Without the images, output each record below as it stands.

### Dataset records

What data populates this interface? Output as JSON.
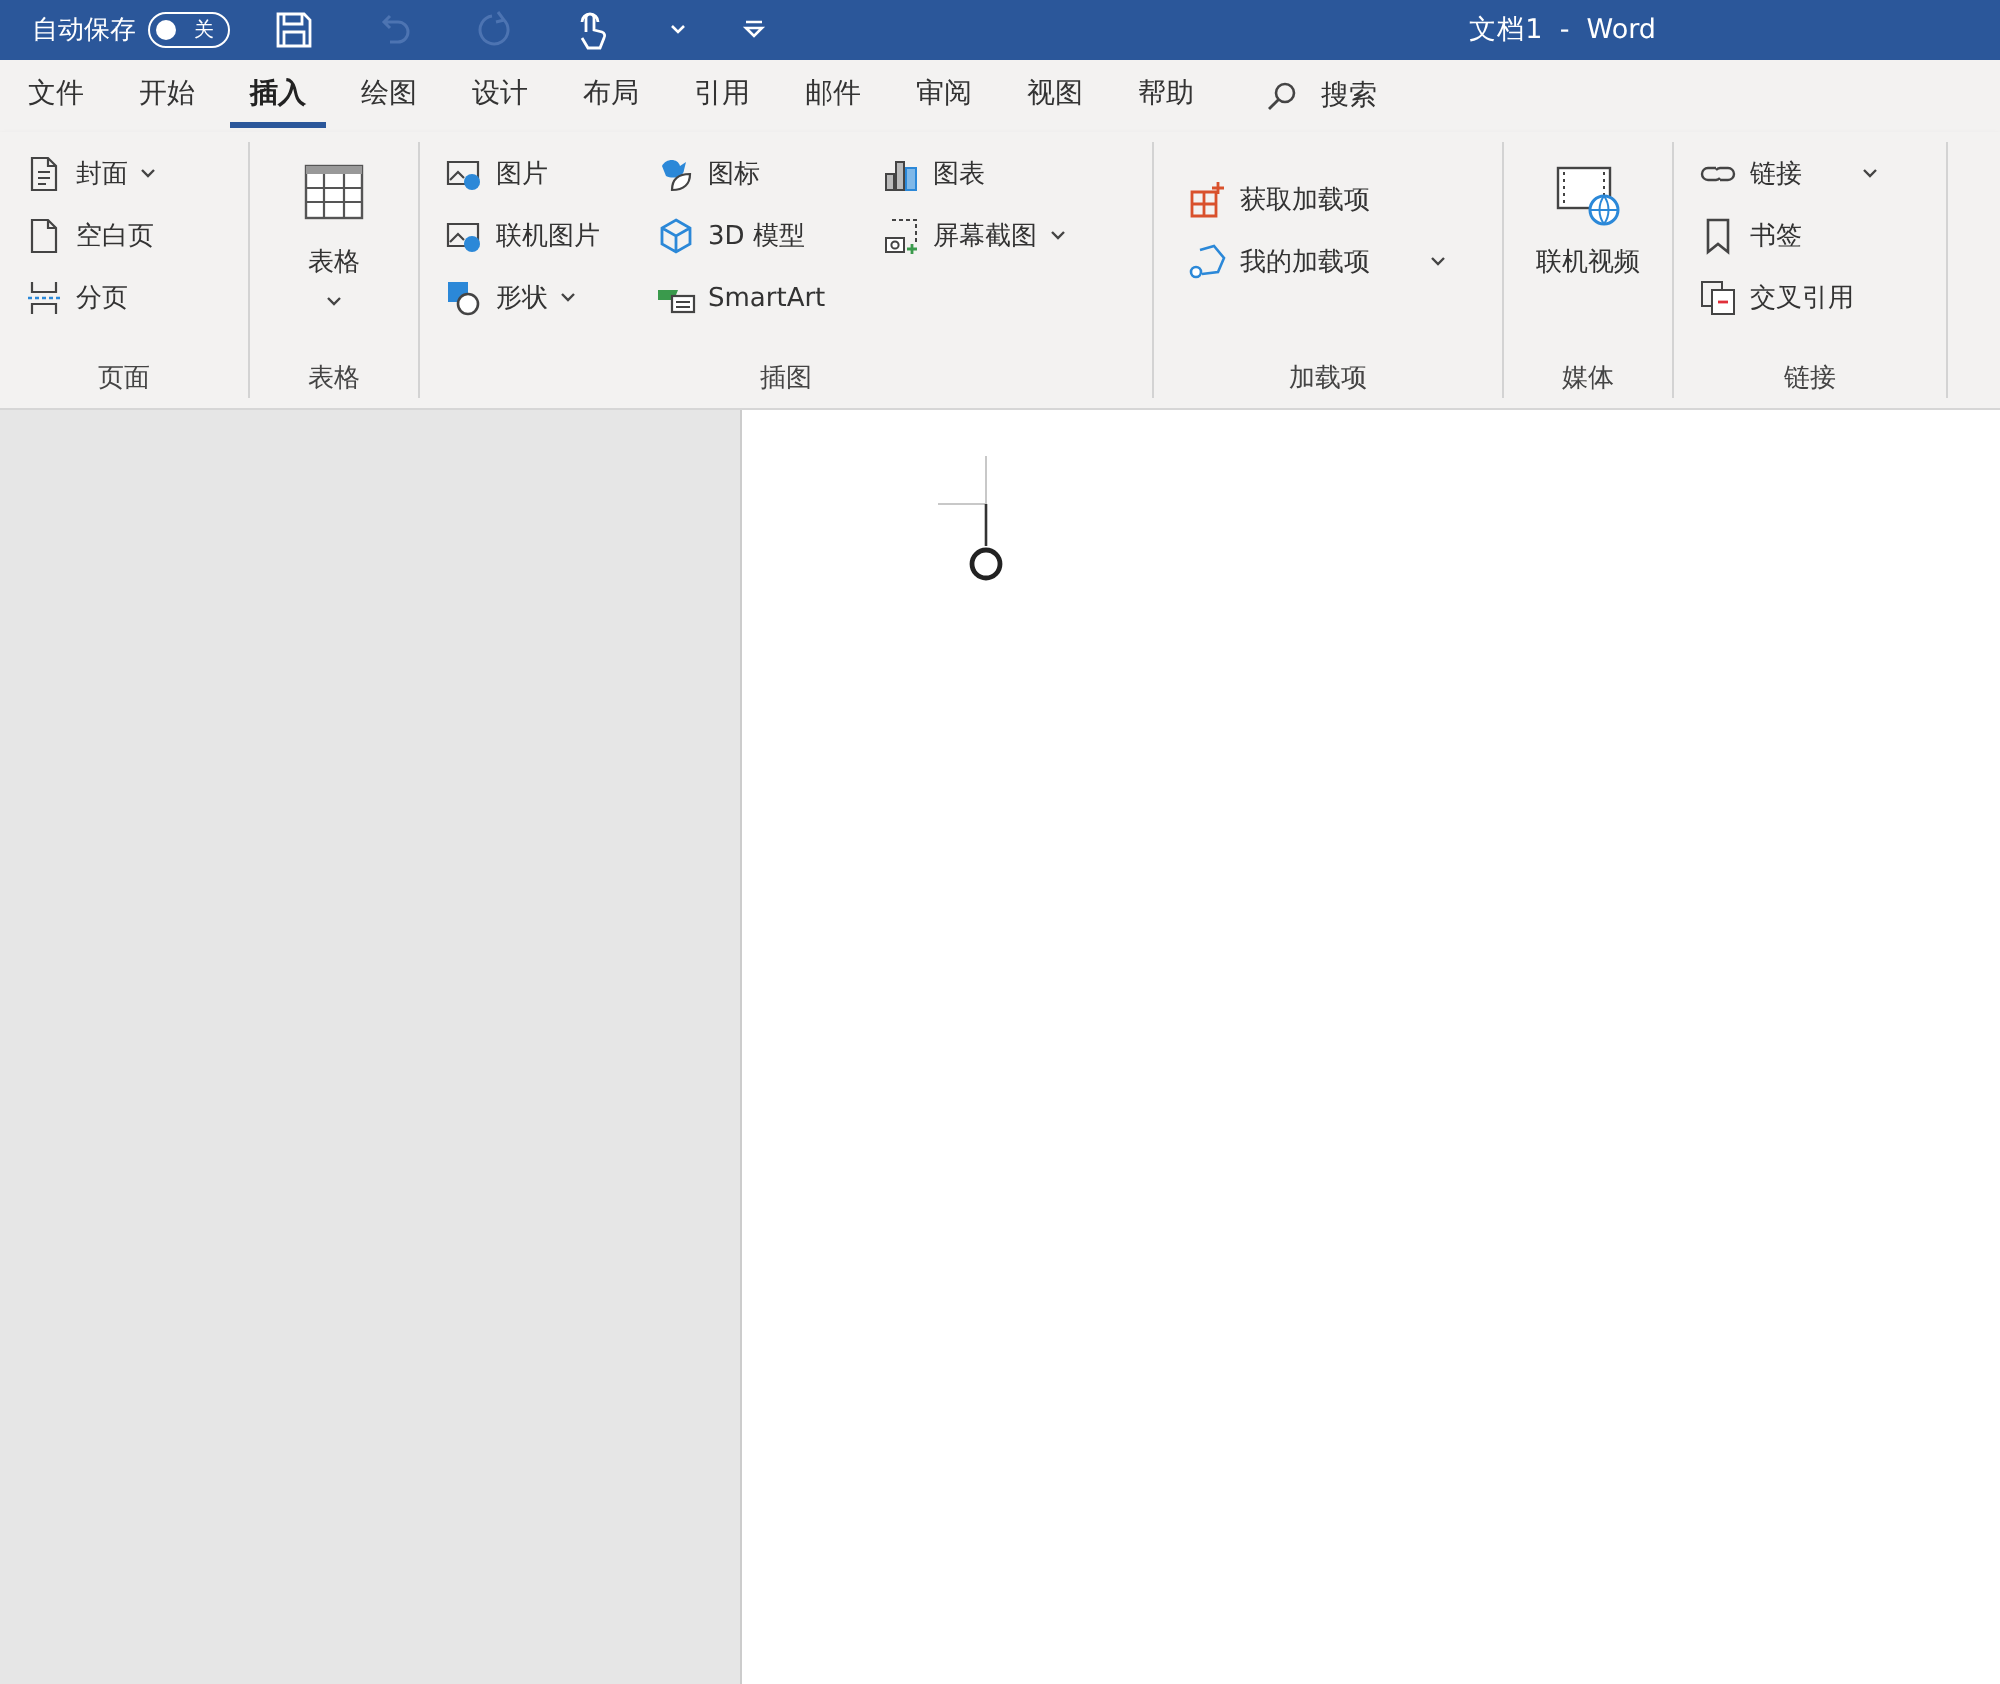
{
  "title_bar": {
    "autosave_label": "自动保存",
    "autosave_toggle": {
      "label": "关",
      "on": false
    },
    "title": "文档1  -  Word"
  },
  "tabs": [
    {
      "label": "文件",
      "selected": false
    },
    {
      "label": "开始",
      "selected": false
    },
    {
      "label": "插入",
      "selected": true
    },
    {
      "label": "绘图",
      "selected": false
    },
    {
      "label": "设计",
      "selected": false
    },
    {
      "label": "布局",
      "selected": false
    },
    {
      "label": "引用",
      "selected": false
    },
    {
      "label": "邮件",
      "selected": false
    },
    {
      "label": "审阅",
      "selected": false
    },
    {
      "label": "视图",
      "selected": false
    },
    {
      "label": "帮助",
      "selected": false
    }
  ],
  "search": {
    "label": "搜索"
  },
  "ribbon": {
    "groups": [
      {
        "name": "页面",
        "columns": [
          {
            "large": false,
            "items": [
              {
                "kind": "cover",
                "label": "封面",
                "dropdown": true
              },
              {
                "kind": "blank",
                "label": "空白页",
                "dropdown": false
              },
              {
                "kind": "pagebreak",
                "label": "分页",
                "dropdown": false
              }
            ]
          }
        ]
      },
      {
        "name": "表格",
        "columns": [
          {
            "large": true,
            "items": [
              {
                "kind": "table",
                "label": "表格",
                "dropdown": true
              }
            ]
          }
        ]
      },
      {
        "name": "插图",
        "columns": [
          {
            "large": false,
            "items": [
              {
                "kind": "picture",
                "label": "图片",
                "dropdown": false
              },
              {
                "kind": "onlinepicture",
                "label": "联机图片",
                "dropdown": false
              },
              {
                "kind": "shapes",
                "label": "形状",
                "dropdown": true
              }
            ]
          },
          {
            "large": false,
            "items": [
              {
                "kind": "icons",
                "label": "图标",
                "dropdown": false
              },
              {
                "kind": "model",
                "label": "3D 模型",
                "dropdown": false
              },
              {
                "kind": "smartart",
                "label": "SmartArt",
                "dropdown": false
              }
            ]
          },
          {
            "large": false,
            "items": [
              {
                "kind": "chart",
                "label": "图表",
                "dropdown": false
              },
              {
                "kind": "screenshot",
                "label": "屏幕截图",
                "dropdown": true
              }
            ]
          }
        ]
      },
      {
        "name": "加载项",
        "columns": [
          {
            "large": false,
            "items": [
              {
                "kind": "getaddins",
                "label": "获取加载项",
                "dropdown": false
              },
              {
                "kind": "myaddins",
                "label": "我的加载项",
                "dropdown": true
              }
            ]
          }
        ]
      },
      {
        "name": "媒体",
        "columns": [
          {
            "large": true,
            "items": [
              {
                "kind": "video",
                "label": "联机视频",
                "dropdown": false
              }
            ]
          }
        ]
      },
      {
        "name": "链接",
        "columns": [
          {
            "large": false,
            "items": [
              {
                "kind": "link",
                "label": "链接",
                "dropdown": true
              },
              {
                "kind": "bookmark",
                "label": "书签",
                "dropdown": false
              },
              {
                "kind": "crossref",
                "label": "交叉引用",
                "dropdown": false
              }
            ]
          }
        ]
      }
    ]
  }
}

######

Answer -
What data populates this interface? Output as JSON.
{
  "title_bar": {
    "autosave_label": "自动保存",
    "autosave_toggle": {
      "label": "关",
      "on": false
    },
    "title": "文档1  -  Word"
  },
  "tabs": [
    {
      "label": "文件",
      "selected": false
    },
    {
      "label": "开始",
      "selected": false
    },
    {
      "label": "插入",
      "selected": true
    },
    {
      "label": "绘图",
      "selected": false
    },
    {
      "label": "设计",
      "selected": false
    },
    {
      "label": "布局",
      "selected": false
    },
    {
      "label": "引用",
      "selected": false
    },
    {
      "label": "邮件",
      "selected": false
    },
    {
      "label": "审阅",
      "selected": false
    },
    {
      "label": "视图",
      "selected": false
    },
    {
      "label": "帮助",
      "selected": false
    }
  ],
  "search": {
    "label": "搜索"
  },
  "ribbon": {
    "groups": [
      {
        "name": "页面",
        "columns": [
          {
            "large": false,
            "items": [
              {
                "kind": "cover",
                "label": "封面",
                "dropdown": true
              },
              {
                "kind": "blank",
                "label": "空白页",
                "dropdown": false
              },
              {
                "kind": "pagebreak",
                "label": "分页",
                "dropdown": false
              }
            ]
          }
        ]
      },
      {
        "name": "表格",
        "columns": [
          {
            "large": true,
            "items": [
              {
                "kind": "table",
                "label": "表格",
                "dropdown": true
              }
            ]
          }
        ]
      },
      {
        "name": "插图",
        "columns": [
          {
            "large": false,
            "items": [
              {
                "kind": "picture",
                "label": "图片",
                "dropdown": false
              },
              {
                "kind": "onlinepicture",
                "label": "联机图片",
                "dropdown": false
              },
              {
                "kind": "shapes",
                "label": "形状",
                "dropdown": true
              }
            ]
          },
          {
            "large": false,
            "items": [
              {
                "kind": "icons",
                "label": "图标",
                "dropdown": false
              },
              {
                "kind": "model",
                "label": "3D 模型",
                "dropdown": false
              },
              {
                "kind": "smartart",
                "label": "SmartArt",
                "dropdown": false
              }
            ]
          },
          {
            "large": false,
            "items": [
              {
                "kind": "chart",
                "label": "图表",
                "dropdown": false
              },
              {
                "kind": "screenshot",
                "label": "屏幕截图",
                "dropdown": true
              }
            ]
          }
        ]
      },
      {
        "name": "加载项",
        "columns": [
          {
            "large": false,
            "items": [
              {
                "kind": "getaddins",
                "label": "获取加载项",
                "dropdown": false
              },
              {
                "kind": "myaddins",
                "label": "我的加载项",
                "dropdown": true
              }
            ]
          }
        ]
      },
      {
        "name": "媒体",
        "columns": [
          {
            "large": true,
            "items": [
              {
                "kind": "video",
                "label": "联机视频",
                "dropdown": false
              }
            ]
          }
        ]
      },
      {
        "name": "链接",
        "columns": [
          {
            "large": false,
            "items": [
              {
                "kind": "link",
                "label": "链接",
                "dropdown": true
              },
              {
                "kind": "bookmark",
                "label": "书签",
                "dropdown": false
              },
              {
                "kind": "crossref",
                "label": "交叉引用",
                "dropdown": false
              }
            ]
          }
        ]
      }
    ]
  }
}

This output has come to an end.